- _Directions for this task_:
Only the lines from the one containing "Read all visible content and emit it as JSON." through the end of the records should be retyped, exactly and including both ends; pictures stay out.

- _Exercise materials_:
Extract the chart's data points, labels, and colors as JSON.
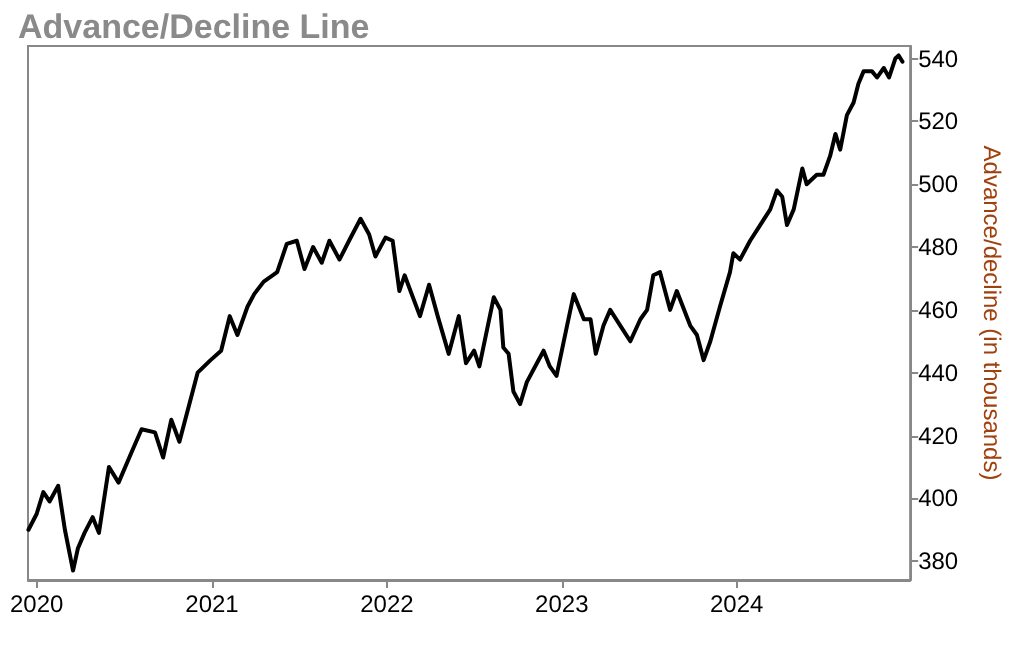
{
  "chart_data": {
    "type": "line",
    "title": "Advance/Decline Line",
    "ylabel": "Advance/decline (in thousands)",
    "xlim": [
      "2019-12-14",
      "2024-12-28"
    ],
    "xticks": [
      "2020",
      "2021",
      "2022",
      "2023",
      "2024"
    ],
    "ylim": [
      374,
      544
    ],
    "yticks": [
      380,
      400,
      420,
      440,
      460,
      480,
      500,
      520,
      540
    ],
    "marker": "none",
    "line_style": "solid",
    "x": [
      "2019-12-15",
      "2020-01-01",
      "2020-01-15",
      "2020-01-28",
      "2020-02-15",
      "2020-02-29",
      "2020-03-17",
      "2020-03-27",
      "2020-04-10",
      "2020-04-27",
      "2020-05-10",
      "2020-05-31",
      "2020-06-20",
      "2020-07-18",
      "2020-08-07",
      "2020-09-04",
      "2020-09-21",
      "2020-10-08",
      "2020-10-25",
      "2020-12-02",
      "2020-12-29",
      "2021-01-20",
      "2021-02-07",
      "2021-02-23",
      "2021-03-16",
      "2021-03-30",
      "2021-04-19",
      "2021-05-17",
      "2021-06-06",
      "2021-06-27",
      "2021-07-13",
      "2021-07-31",
      "2021-08-18",
      "2021-09-03",
      "2021-09-24",
      "2021-10-14",
      "2021-11-07",
      "2021-11-25",
      "2021-12-08",
      "2021-12-29",
      "2022-01-13",
      "2022-01-27",
      "2022-02-07",
      "2022-03-11",
      "2022-03-30",
      "2022-04-17",
      "2022-05-10",
      "2022-05-31",
      "2022-06-15",
      "2022-07-02",
      "2022-07-13",
      "2022-08-12",
      "2022-08-26",
      "2022-09-01",
      "2022-09-12",
      "2022-09-22",
      "2022-10-06",
      "2022-10-20",
      "2022-11-03",
      "2022-11-24",
      "2022-12-07",
      "2022-12-21",
      "2023-01-12",
      "2023-01-26",
      "2023-02-16",
      "2023-03-02",
      "2023-03-13",
      "2023-03-29",
      "2023-04-12",
      "2023-05-03",
      "2023-05-24",
      "2023-06-14",
      "2023-06-28",
      "2023-07-11",
      "2023-07-25",
      "2023-08-15",
      "2023-08-29",
      "2023-09-26",
      "2023-10-10",
      "2023-10-24",
      "2023-11-07",
      "2023-11-27",
      "2023-12-18",
      "2023-12-25",
      "2024-01-08",
      "2024-01-29",
      "2024-02-19",
      "2024-03-11",
      "2024-03-25",
      "2024-04-05",
      "2024-04-15",
      "2024-04-29",
      "2024-05-17",
      "2024-05-26",
      "2024-06-16",
      "2024-06-30",
      "2024-07-14",
      "2024-07-25",
      "2024-08-04",
      "2024-08-18",
      "2024-09-01",
      "2024-09-11",
      "2024-09-22",
      "2024-10-09",
      "2024-10-20",
      "2024-11-03",
      "2024-11-14",
      "2024-11-27",
      "2024-12-04",
      "2024-12-12"
    ],
    "series": [
      {
        "color": "#000000",
        "values": [
          390,
          395,
          402,
          399,
          404,
          390,
          377,
          384,
          389,
          394,
          389,
          410,
          405,
          415,
          422,
          421,
          413,
          425,
          418,
          440,
          444,
          447,
          458,
          452,
          461,
          465,
          469,
          472,
          481,
          482,
          473,
          480,
          475,
          482,
          476,
          482,
          489,
          484,
          477,
          483,
          482,
          466,
          471,
          458,
          468,
          458,
          446,
          458,
          443,
          447,
          442,
          464,
          460,
          448,
          446,
          434,
          430,
          437,
          441,
          447,
          442,
          439,
          455,
          465,
          457,
          457,
          446,
          455,
          460,
          455,
          450,
          457,
          460,
          471,
          472,
          460,
          466,
          455,
          452,
          444,
          450,
          461,
          472,
          478,
          476,
          482,
          487,
          492,
          498,
          496,
          487,
          492,
          505,
          500,
          503,
          503,
          509,
          516,
          511,
          522,
          526,
          532,
          536,
          536,
          534,
          537,
          534,
          540,
          541,
          539
        ]
      }
    ]
  }
}
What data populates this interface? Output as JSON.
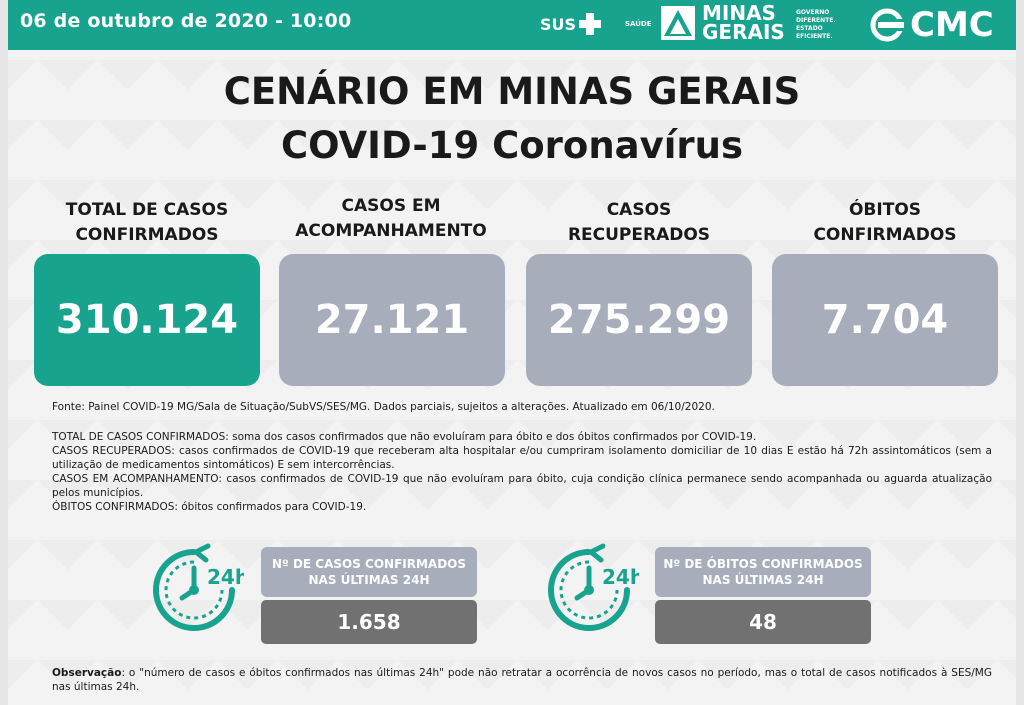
{
  "header": {
    "date": "06 de outubro de 2020 - 10:00",
    "sus_logo": "SUS",
    "saude_label": "SAÚDE",
    "mg_logo_line1": "MINAS",
    "mg_logo_line2": "GERAIS",
    "gov_line1": "GOVERNO",
    "gov_line2": "DIFERENTE.",
    "gov_line3": "ESTADO",
    "gov_line4": "EFICIENTE.",
    "cmc_logo": "CMC"
  },
  "title_line1": "CENÁRIO EM MINAS GERAIS",
  "title_line2": "COVID-19 Coronavírus",
  "stats": [
    {
      "label_line1": "TOTAL DE CASOS",
      "label_line2": "CONFIRMADOS",
      "value": "310.124"
    },
    {
      "label_line1": "CASOS EM",
      "label_line2": "ACOMPANHAMENTO",
      "value": "27.121"
    },
    {
      "label_line1": "CASOS",
      "label_line2": "RECUPERADOS",
      "value": "275.299"
    },
    {
      "label_line1": "ÓBITOS",
      "label_line2": "CONFIRMADOS",
      "value": "7.704"
    }
  ],
  "source_note": "Fonte: Painel COVID-19 MG/Sala de Situação/SubVS/SES/MG. Dados parciais, sujeitos a alterações. Atualizado em 06/10/2020.",
  "definitions": [
    "TOTAL DE  CASOS CONFIRMADOS: soma dos casos confirmados que não evoluíram para óbito e dos óbitos confirmados por COVID-19.",
    "CASOS RECUPERADOS: casos confirmados de COVID-19 que receberam alta hospitalar e/ou cumpriram isolamento domiciliar de 10 dias E estão há 72h assintomáticos (sem a utilização de medicamentos sintomáticos) E sem intercorrências.",
    "CASOS EM ACOMPANHAMENTO: casos confirmados de COVID-19 que não evoluíram para óbito, cuja condição clínica permanece sendo acompanhada ou aguarda atualização pelos municípios.",
    "ÓBITOS CONFIRMADOS: óbitos confirmados para COVID-19."
  ],
  "last24": [
    {
      "icon": "clock-24h-icon",
      "label_line1": "Nº DE CASOS CONFIRMADOS",
      "label_line2": "NAS ÚLTIMAS 24H",
      "value": "1.658"
    },
    {
      "icon": "clock-24h-icon",
      "label_line1": "Nº DE ÓBITOS CONFIRMADOS",
      "label_line2": "NAS ÚLTIMAS 24H",
      "value": "48"
    }
  ],
  "clock_badge": "24h",
  "observation_label": "Observação",
  "observation_text": ": o \"número de casos e óbitos confirmados nas últimas 24h\" pode não retratar a ocorrência de novos casos no período, mas o total de casos notificados à SES/MG nas últimas 24h.",
  "colors": {
    "teal": "#18a38f",
    "grey_card": "#a7adbb",
    "dark_grey": "#717171"
  }
}
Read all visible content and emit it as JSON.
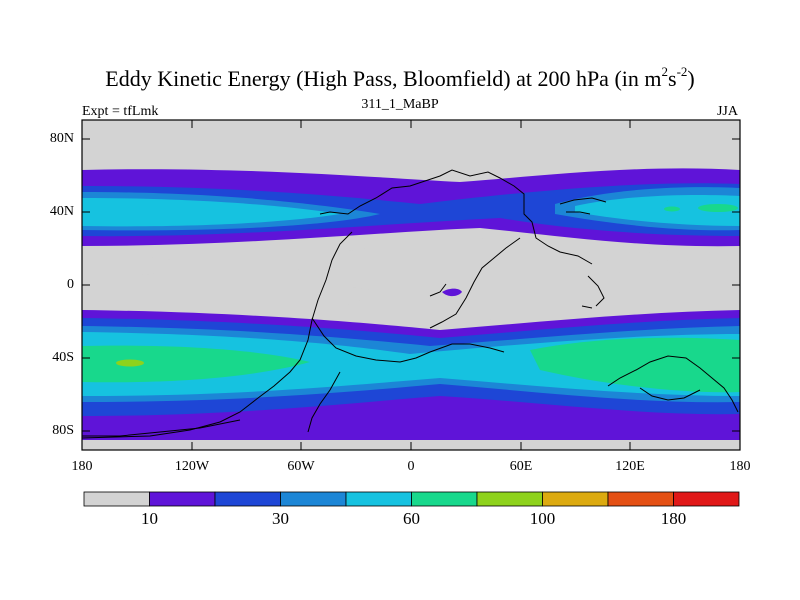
{
  "title": {
    "main": "Eddy Kinetic Energy (High Pass, Bloomfield) at 200 hPa (in m",
    "sup1": "2",
    "s": "s",
    "sup2": "-2",
    "close": ")"
  },
  "left_label": "Expt = tfLmk",
  "center_label": "311_1_MaBP",
  "right_label": "JJA",
  "y_ticks": [
    "80N",
    "40N",
    "0",
    "40S",
    "80S"
  ],
  "x_ticks": [
    "180",
    "120W",
    "60W",
    "0",
    "60E",
    "120E",
    "180"
  ],
  "colorbar": {
    "colors": [
      "#d3d3d3",
      "#5f14d8",
      "#1e46d6",
      "#1c86d6",
      "#16c2e0",
      "#18d88c",
      "#8ed21c",
      "#dcaa10",
      "#e45014",
      "#e01818"
    ],
    "labels": [
      {
        "text": "10",
        "boundary": 1
      },
      {
        "text": "30",
        "boundary": 3
      },
      {
        "text": "60",
        "boundary": 5
      },
      {
        "text": "100",
        "boundary": 7
      },
      {
        "text": "180",
        "boundary": 9
      }
    ]
  },
  "field_colors": {
    "grey": "#d3d3d3",
    "purple": "#5f14d8",
    "blue": "#1e46d6",
    "mid_blue": "#1c86d6",
    "cyan": "#16c2e0",
    "green": "#18d88c"
  }
}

- _Finished answer_:
Read all visible content and emit it as JSON.
{
  "title": {
    "main": "Eddy Kinetic Energy (High Pass, Bloomfield) at 200 hPa (in m",
    "sup1": "2",
    "s": "s",
    "sup2": "-2",
    "close": ")"
  },
  "left_label": "Expt = tfLmk",
  "center_label": "311_1_MaBP",
  "right_label": "JJA",
  "y_ticks": [
    "80N",
    "40N",
    "0",
    "40S",
    "80S"
  ],
  "x_ticks": [
    "180",
    "120W",
    "60W",
    "0",
    "60E",
    "120E",
    "180"
  ],
  "colorbar": {
    "colors": [
      "#d3d3d3",
      "#5f14d8",
      "#1e46d6",
      "#1c86d6",
      "#16c2e0",
      "#18d88c",
      "#8ed21c",
      "#dcaa10",
      "#e45014",
      "#e01818"
    ],
    "labels": [
      {
        "text": "10",
        "boundary": 1
      },
      {
        "text": "30",
        "boundary": 3
      },
      {
        "text": "60",
        "boundary": 5
      },
      {
        "text": "100",
        "boundary": 7
      },
      {
        "text": "180",
        "boundary": 9
      }
    ]
  },
  "field_colors": {
    "grey": "#d3d3d3",
    "purple": "#5f14d8",
    "blue": "#1e46d6",
    "mid_blue": "#1c86d6",
    "cyan": "#16c2e0",
    "green": "#18d88c"
  }
}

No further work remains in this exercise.